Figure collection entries
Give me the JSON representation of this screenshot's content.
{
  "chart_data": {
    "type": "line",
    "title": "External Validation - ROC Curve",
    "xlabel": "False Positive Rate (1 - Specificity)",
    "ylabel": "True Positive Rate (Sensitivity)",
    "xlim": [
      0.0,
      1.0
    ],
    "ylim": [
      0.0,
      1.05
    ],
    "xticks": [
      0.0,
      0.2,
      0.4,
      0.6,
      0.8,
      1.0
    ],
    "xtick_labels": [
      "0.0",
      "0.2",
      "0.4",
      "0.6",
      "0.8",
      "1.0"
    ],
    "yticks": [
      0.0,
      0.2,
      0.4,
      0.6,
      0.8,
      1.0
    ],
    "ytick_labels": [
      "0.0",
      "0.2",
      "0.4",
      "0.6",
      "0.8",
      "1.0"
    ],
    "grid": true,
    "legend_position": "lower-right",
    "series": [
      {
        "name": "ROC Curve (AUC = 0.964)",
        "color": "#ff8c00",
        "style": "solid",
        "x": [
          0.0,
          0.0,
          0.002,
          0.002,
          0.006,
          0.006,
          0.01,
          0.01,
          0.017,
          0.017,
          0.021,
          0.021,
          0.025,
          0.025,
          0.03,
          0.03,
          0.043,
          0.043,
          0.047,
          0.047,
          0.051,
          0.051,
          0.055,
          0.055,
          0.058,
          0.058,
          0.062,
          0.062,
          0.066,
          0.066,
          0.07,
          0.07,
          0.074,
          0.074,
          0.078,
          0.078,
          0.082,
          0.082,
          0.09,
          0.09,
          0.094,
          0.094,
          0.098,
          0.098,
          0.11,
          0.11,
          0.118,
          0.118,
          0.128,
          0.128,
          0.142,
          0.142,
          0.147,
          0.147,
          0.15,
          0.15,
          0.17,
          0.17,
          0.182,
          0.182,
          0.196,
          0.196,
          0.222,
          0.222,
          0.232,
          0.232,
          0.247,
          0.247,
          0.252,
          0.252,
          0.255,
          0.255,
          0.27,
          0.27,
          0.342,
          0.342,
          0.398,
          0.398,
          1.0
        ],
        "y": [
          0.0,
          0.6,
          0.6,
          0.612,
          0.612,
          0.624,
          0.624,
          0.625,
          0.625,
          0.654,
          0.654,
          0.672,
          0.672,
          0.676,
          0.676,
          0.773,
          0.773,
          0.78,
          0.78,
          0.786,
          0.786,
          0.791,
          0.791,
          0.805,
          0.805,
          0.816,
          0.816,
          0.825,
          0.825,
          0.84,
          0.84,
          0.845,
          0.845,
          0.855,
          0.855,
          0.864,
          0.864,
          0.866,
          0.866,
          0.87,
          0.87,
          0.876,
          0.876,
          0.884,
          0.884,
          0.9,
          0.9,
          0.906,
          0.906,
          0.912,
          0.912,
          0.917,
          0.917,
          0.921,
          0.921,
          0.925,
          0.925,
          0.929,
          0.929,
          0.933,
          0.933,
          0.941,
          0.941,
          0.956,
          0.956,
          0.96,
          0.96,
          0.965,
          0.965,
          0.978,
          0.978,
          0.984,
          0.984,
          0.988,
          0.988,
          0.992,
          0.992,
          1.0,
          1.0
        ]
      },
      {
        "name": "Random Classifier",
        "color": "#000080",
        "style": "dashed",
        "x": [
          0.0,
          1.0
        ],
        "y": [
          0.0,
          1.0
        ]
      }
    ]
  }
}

• Stated exercise: All of the entries should be written out again exactly.

• The completed task:
Give me the JSON representation of this screenshot's content.
{
  "chart_data": {
    "type": "line",
    "title": "External Validation - ROC Curve",
    "xlabel": "False Positive Rate (1 - Specificity)",
    "ylabel": "True Positive Rate (Sensitivity)",
    "xlim": [
      0.0,
      1.0
    ],
    "ylim": [
      0.0,
      1.05
    ],
    "xticks": [
      0.0,
      0.2,
      0.4,
      0.6,
      0.8,
      1.0
    ],
    "xtick_labels": [
      "0.0",
      "0.2",
      "0.4",
      "0.6",
      "0.8",
      "1.0"
    ],
    "yticks": [
      0.0,
      0.2,
      0.4,
      0.6,
      0.8,
      1.0
    ],
    "ytick_labels": [
      "0.0",
      "0.2",
      "0.4",
      "0.6",
      "0.8",
      "1.0"
    ],
    "grid": true,
    "legend_position": "lower-right",
    "series": [
      {
        "name": "ROC Curve (AUC = 0.964)",
        "color": "#ff8c00",
        "style": "solid",
        "x": [
          0.0,
          0.0,
          0.002,
          0.002,
          0.006,
          0.006,
          0.01,
          0.01,
          0.017,
          0.017,
          0.021,
          0.021,
          0.025,
          0.025,
          0.03,
          0.03,
          0.043,
          0.043,
          0.047,
          0.047,
          0.051,
          0.051,
          0.055,
          0.055,
          0.058,
          0.058,
          0.062,
          0.062,
          0.066,
          0.066,
          0.07,
          0.07,
          0.074,
          0.074,
          0.078,
          0.078,
          0.082,
          0.082,
          0.09,
          0.09,
          0.094,
          0.094,
          0.098,
          0.098,
          0.11,
          0.11,
          0.118,
          0.118,
          0.128,
          0.128,
          0.142,
          0.142,
          0.147,
          0.147,
          0.15,
          0.15,
          0.17,
          0.17,
          0.182,
          0.182,
          0.196,
          0.196,
          0.222,
          0.222,
          0.232,
          0.232,
          0.247,
          0.247,
          0.252,
          0.252,
          0.255,
          0.255,
          0.27,
          0.27,
          0.342,
          0.342,
          0.398,
          0.398,
          1.0
        ],
        "y": [
          0.0,
          0.6,
          0.6,
          0.612,
          0.612,
          0.624,
          0.624,
          0.625,
          0.625,
          0.654,
          0.654,
          0.672,
          0.672,
          0.676,
          0.676,
          0.773,
          0.773,
          0.78,
          0.78,
          0.786,
          0.786,
          0.791,
          0.791,
          0.805,
          0.805,
          0.816,
          0.816,
          0.825,
          0.825,
          0.84,
          0.84,
          0.845,
          0.845,
          0.855,
          0.855,
          0.864,
          0.864,
          0.866,
          0.866,
          0.87,
          0.87,
          0.876,
          0.876,
          0.884,
          0.884,
          0.9,
          0.9,
          0.906,
          0.906,
          0.912,
          0.912,
          0.917,
          0.917,
          0.921,
          0.921,
          0.925,
          0.925,
          0.929,
          0.929,
          0.933,
          0.933,
          0.941,
          0.941,
          0.956,
          0.956,
          0.96,
          0.96,
          0.965,
          0.965,
          0.978,
          0.978,
          0.984,
          0.984,
          0.988,
          0.988,
          0.992,
          0.992,
          1.0,
          1.0
        ]
      },
      {
        "name": "Random Classifier",
        "color": "#000080",
        "style": "dashed",
        "x": [
          0.0,
          1.0
        ],
        "y": [
          0.0,
          1.0
        ]
      }
    ]
  }
}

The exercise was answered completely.